Report only how many lines of the entries below contain the string "Agriculture".

[Collected data entries]
......

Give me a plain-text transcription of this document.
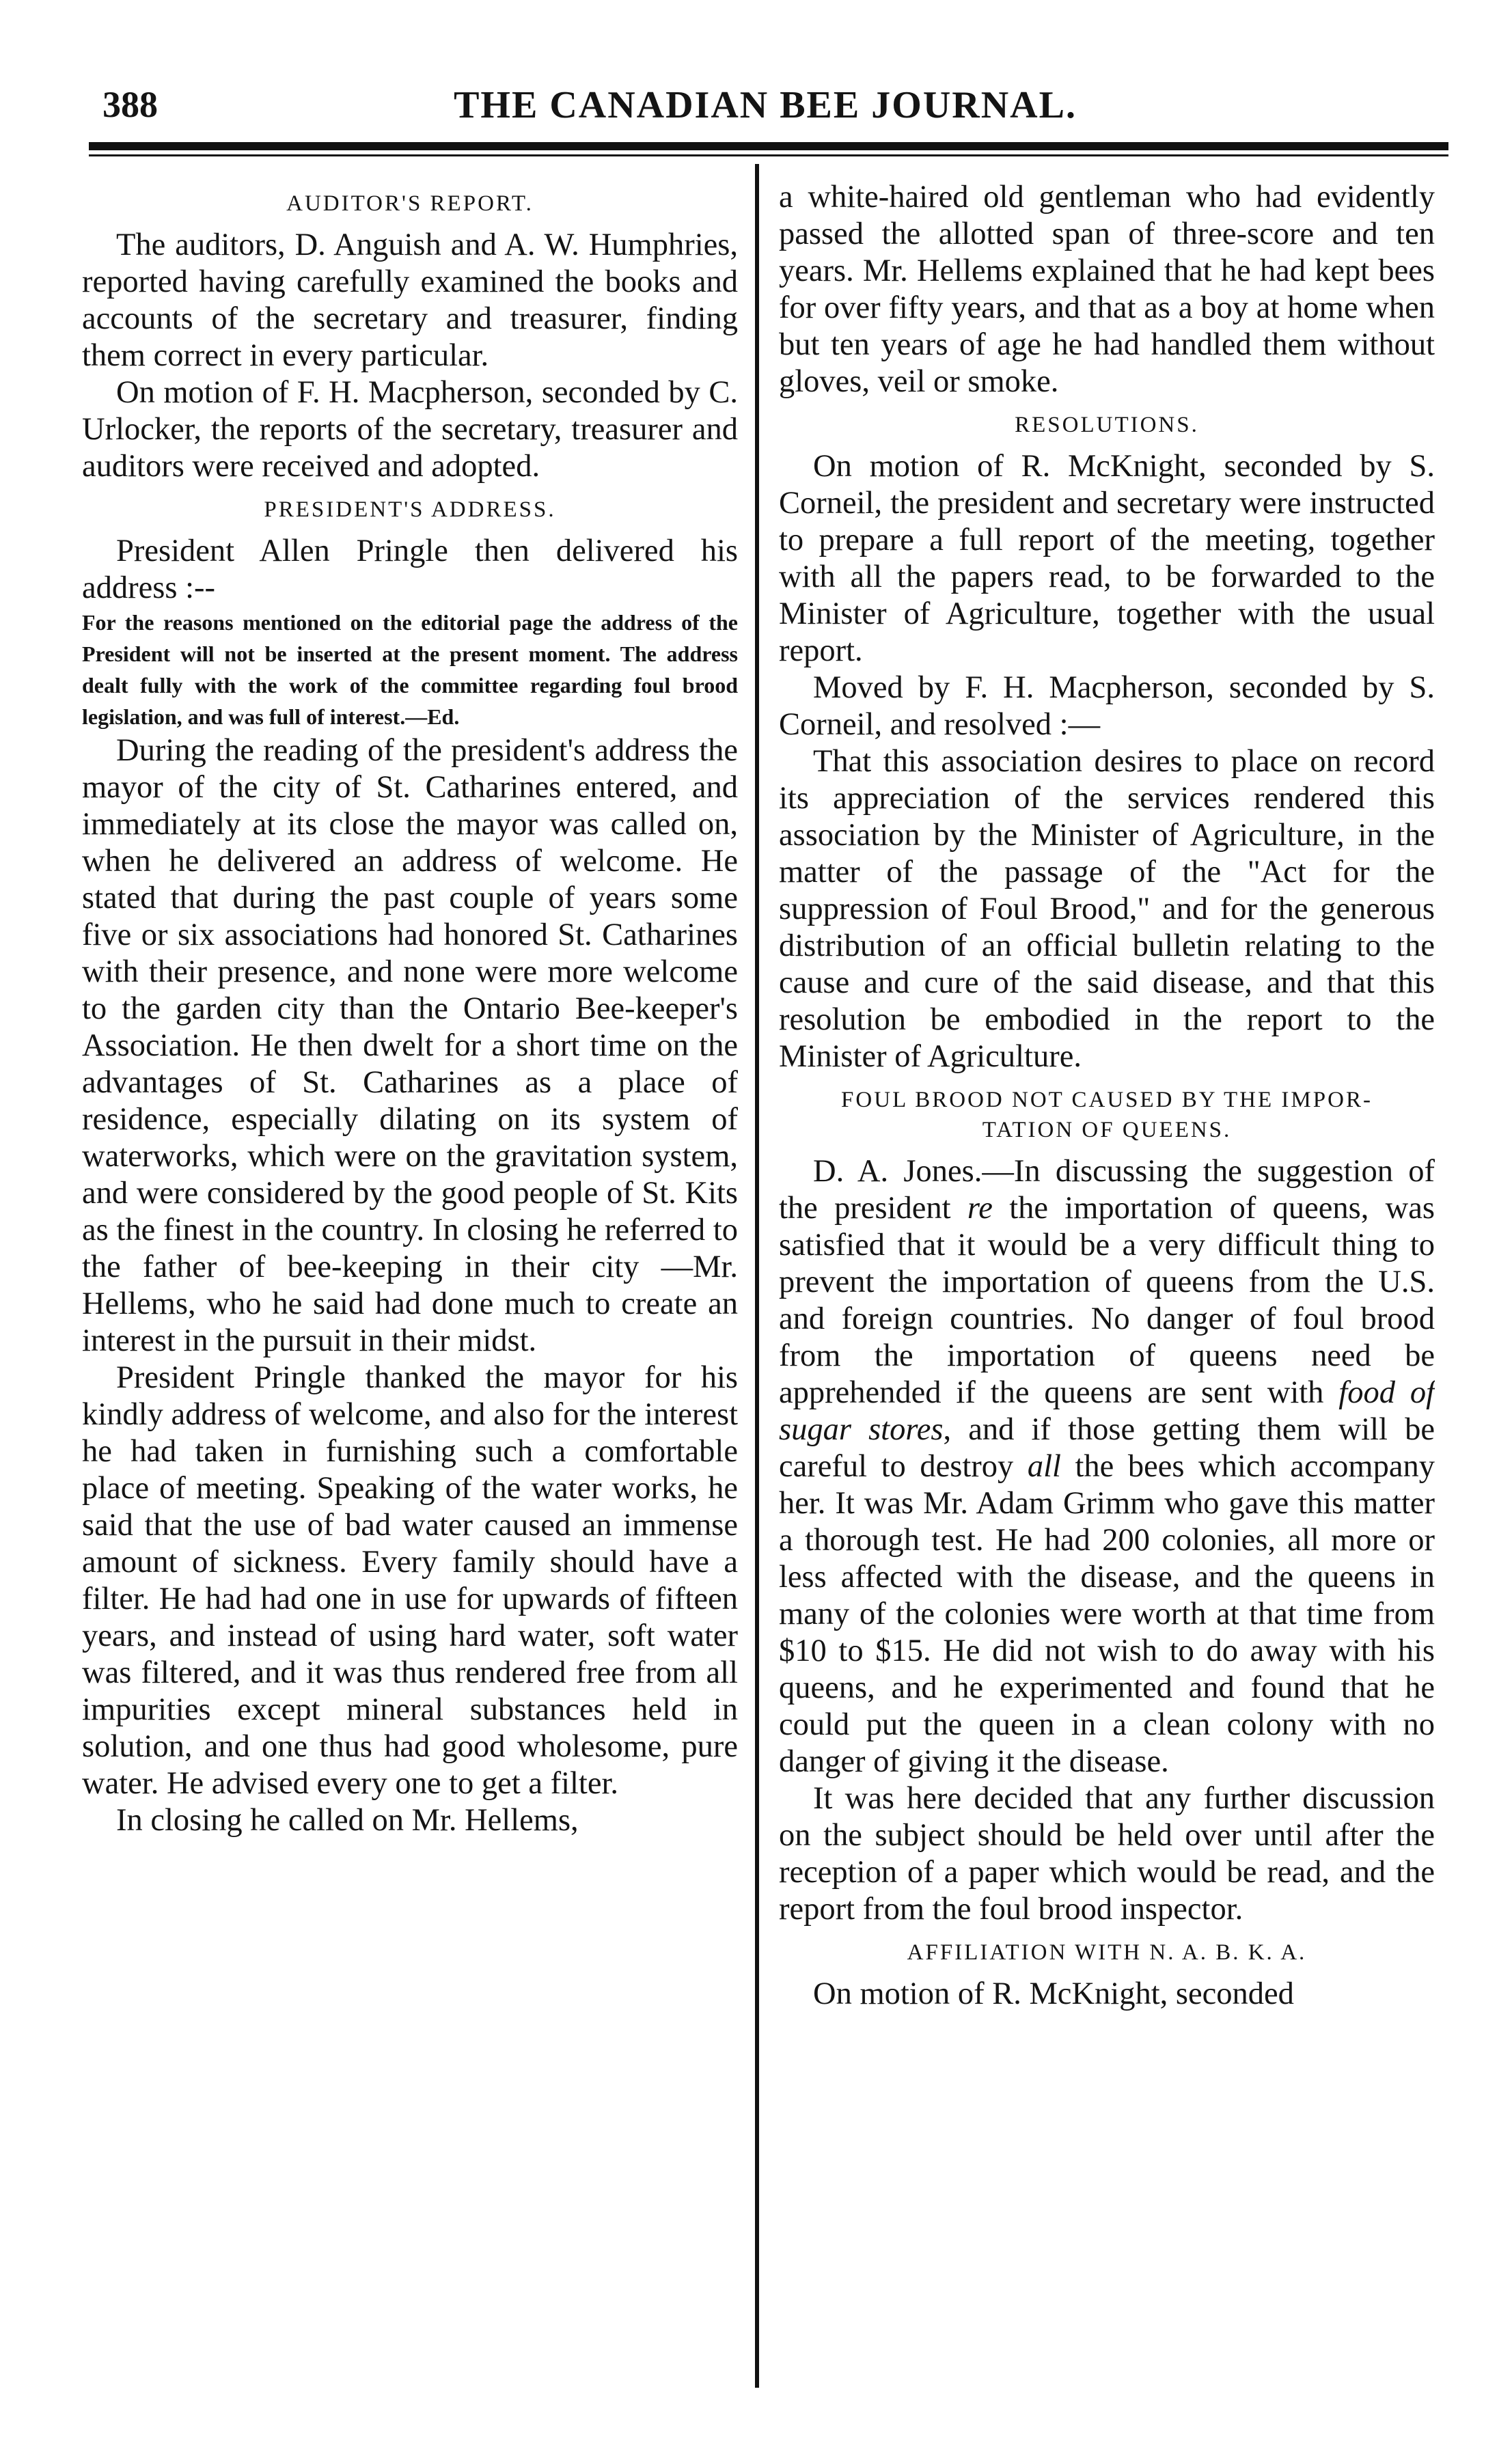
388	THE CANADIAN BEE JOURNAL.
AUDITOR'S REPORT.

The auditors, D. Anguish and A. W. Humphries, reported having carefully examined the books and accounts of the secretary and treasurer, finding them correct in every particular.

On motion of F. H. Macpherson, seconded by C. Urlocker, the reports of the secretary, treasurer and auditors were received and adopted.

PRESIDENT'S ADDRESS.

President Allen Pringle then delivered his address :--

For the reasons mentioned on the editorial page the address of the President will not be inserted at the present moment. The address dealt fully with the work of the committee regarding foul brood legislation, and was full of interest.—Ed.

During the reading of the president's address the mayor of the city of St. Catharines entered, and immediately at its close the mayor was called on, when he delivered an address of welcome. He stated that during the past couple of years some five or six associations had honored St. Catharines with their presence, and none were more welcome to the garden city than the Ontario Bee-keeper's Association. He then dwelt for a short time on the advantages of St. Catharines as a place of residence, especially dilating on its system of waterworks, which were on the gravitation system, and were considered by the good people of St. Kits as the finest in the country. In closing he referred to the father of bee-keeping in their city —Mr. Hellems, who he said had done much to create an interest in the pursuit in their midst.

President Pringle thanked the mayor for his kindly address of welcome, and also for the interest he had taken in furnishing such a comfortable place of meeting. Speaking of the water works, he said that the use of bad water caused an immense amount of sickness. Every family should have a filter. He had had one in use for upwards of fifteen years, and instead of using hard water, soft water was filtered, and it was thus rendered free from all impurities except mineral substances held in solution, and one thus had good wholesome, pure water. He advised every one to get a filter.

In closing he called on Mr. Hellems,

a white-haired old gentleman who had evidently passed the allotted span of three-score and ten years. Mr. Hellems explained that he had kept bees for over fifty years, and that as a boy at home when but ten years of age he had handled them without gloves, veil or smoke.

RESOLUTIONS.

On motion of R. McKnight, seconded by S. Corneil, the president and secretary were instructed to prepare a full report of the meeting, together with all the papers read, to be forwarded to the Minister of Agriculture, together with the usual report.

Moved by F. H. Macpherson, seconded by S. Corneil, and resolved :—

That this association desires to place on record its appreciation of the services rendered this association by the Minister of Agriculture, in the matter of the passage of the "Act for the suppression of Foul Brood," and for the generous distribution of an official bulletin relating to the cause and cure of the said disease, and that this resolution be embodied in the report to the Minister of Agriculture.

FOUL BROOD NOT CAUSED BY THE IMPOR-
TATION OF QUEENS.

D. A. Jones.—In discussing the suggestion of the president re the importation of queens, was satisfied that it would be a very difficult thing to prevent the importation of queens from the U.S. and foreign countries. No danger of foul brood from the importation of queens need be apprehended if the queens are sent with food of sugar stores, and if those getting them will be careful to destroy all the bees which accompany her. It was Mr. Adam Grimm who gave this matter a thorough test. He had 200 colonies, all more or less affected with the disease, and the queens in many of the colonies were worth at that time from $10 to $15. He did not wish to do away with his queens, and he experimented and found that he could put the queen in a clean colony with no danger of giving it the disease.

It was here decided that any further discussion on the subject should be held over until after the reception of a paper which would be read, and the report from the foul brood inspector.

AFFILIATION WITH N. A. B. K. A.

On motion of R. McKnight, seconded
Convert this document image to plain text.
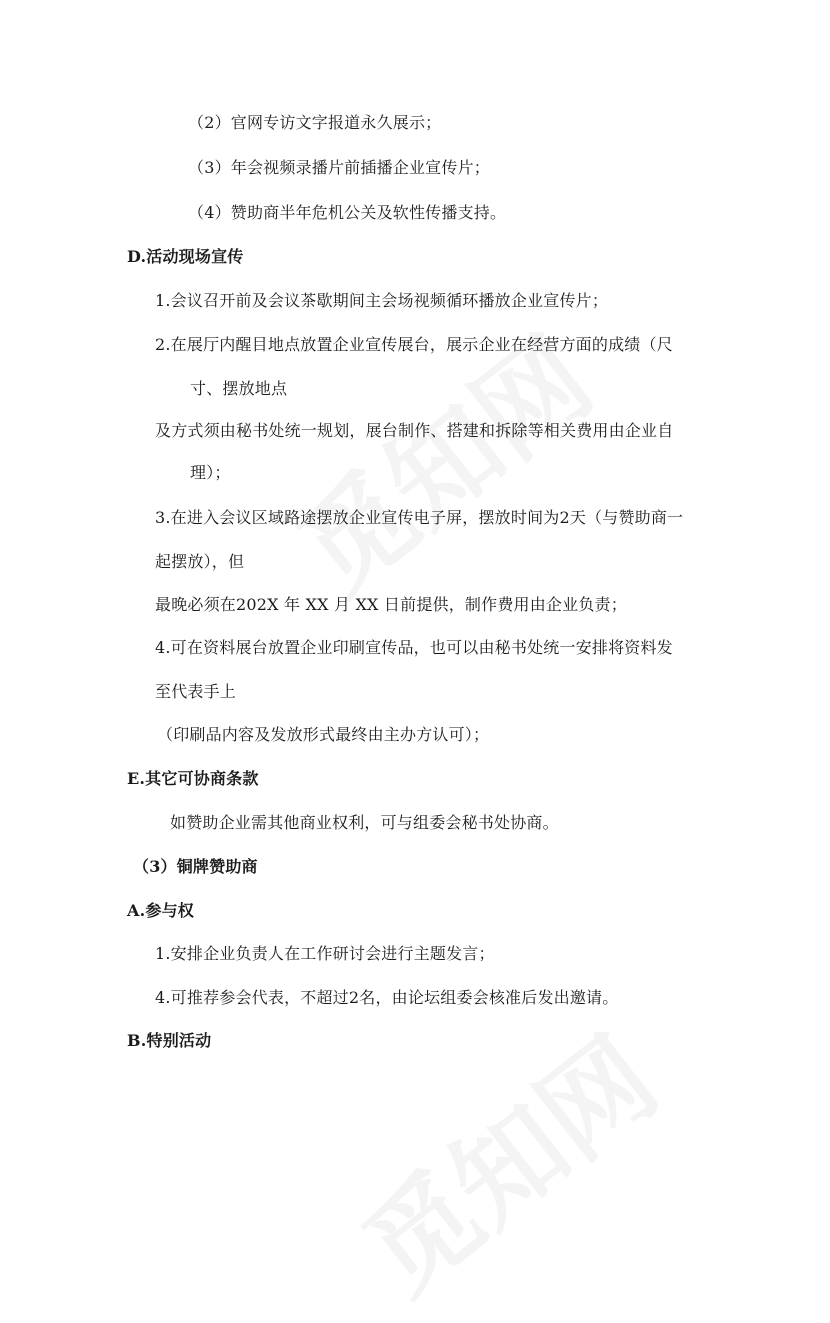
（2）官网专访文字报道永久展示；
（3）年会视频录播片前插播企业宣传片；
（4）赞助商半年危机公关及软性传播支持。
D.活动现场宣传
1.会议召开前及会议茶歇期间主会场视频循环播放企业宣传片；
2.在展厅内醒目地点放置企业宣传展台，展示企业在经营方面的成绩（尺
寸、摆放地点
及方式须由秘书处统一规划，展台制作、搭建和拆除等相关费用由企业自
理）；
3.在进入会议区域路途摆放企业宣传电子屏，摆放时间为2天（与赞助商一
起摆放），但
最晚必须在202X 年 XX 月 XX 日前提供，制作费用由企业负责；
4.可在资料展台放置企业印刷宣传品，也可以由秘书处统一安排将资料发
至代表手上
（印刷品内容及发放形式最终由主办方认可）；
E.其它可协商条款
如赞助企业需其他商业权利，可与组委会秘书处协商。
（3）铜牌赞助商
A.参与权
1.安排企业负责人在工作研讨会进行主题发言；
4.可推荐参会代表，不超过2名，由论坛组委会核准后发出邀请。
B.特别活动
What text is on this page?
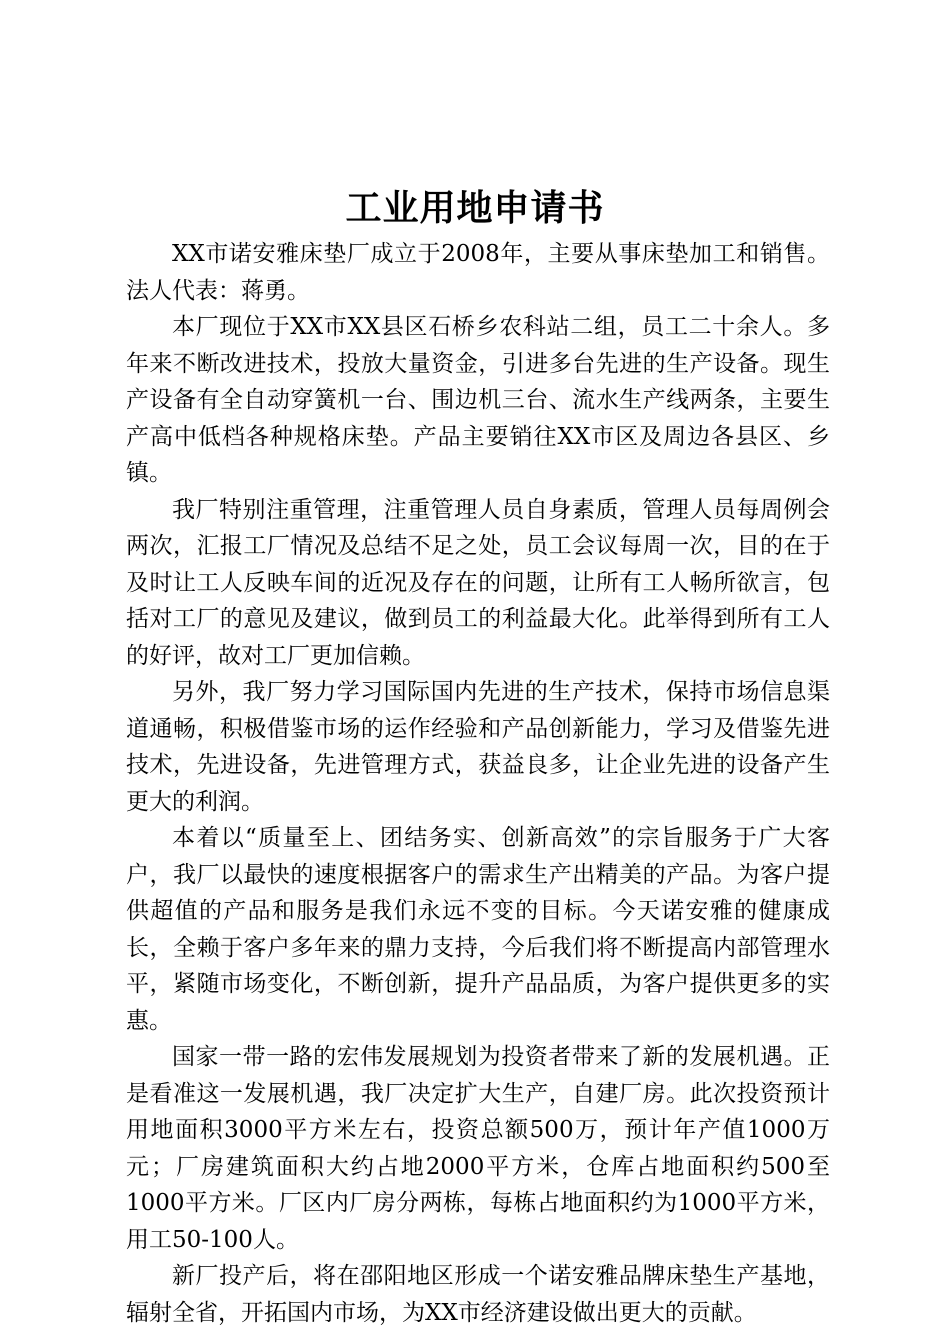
工业用地申请书

XX市诺安雅床垫厂成立于2008年，主要从事床垫加工和销售。法人代表：蒋勇。

本厂现位于XX市XX县区石桥乡农科站二组，员工二十余人。多年来不断改进技术，投放大量资金，引进多台先进的生产设备。现生产设备有全自动穿簧机一台、围边机三台、流水生产线两条，主要生产高中低档各种规格床垫。产品主要销往XX市区及周边各县区、乡镇。

我厂特别注重管理，注重管理人员自身素质，管理人员每周例会两次，汇报工厂情况及总结不足之处，员工会议每周一次，目的在于及时让工人反映车间的近况及存在的问题，让所有工人畅所欲言，包括对工厂的意见及建议，做到员工的利益最大化。此举得到所有工人的好评，故对工厂更加信赖。

另外，我厂努力学习国际国内先进的生产技术，保持市场信息渠道通畅，积极借鉴市场的运作经验和产品创新能力，学习及借鉴先进技术，先进设备，先进管理方式，获益良多，让企业先进的设备产生更大的利润。

本着以“质量至上、团结务实、创新高效”的宗旨服务于广大客户，我厂以最快的速度根据客户的需求生产出精美的产品。为客户提供超值的产品和服务是我们永远不变的目标。今天诺安雅的健康成长，全赖于客户多年来的鼎力支持，今后我们将不断提高内部管理水平，紧随市场变化，不断创新，提升产品品质，为客户提供更多的实惠。

国家一带一路的宏伟发展规划为投资者带来了新的发展机遇。正是看准这一发展机遇，我厂决定扩大生产，自建厂房。此次投资预计用地面积3000平方米左右，投资总额500万，预计年产值1000万元；厂房建筑面积大约占地2000平方米，仓库占地面积约500至1000平方米。厂区内厂房分两栋，每栋占地面积约为1000平方米，用工50-100人。

新厂投产后，将在邵阳地区形成一个诺安雅品牌床垫生产基地，辐射全省，开拓国内市场，为XX市经济建设做出更大的贡献。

......

## WRITTEN REPLY
2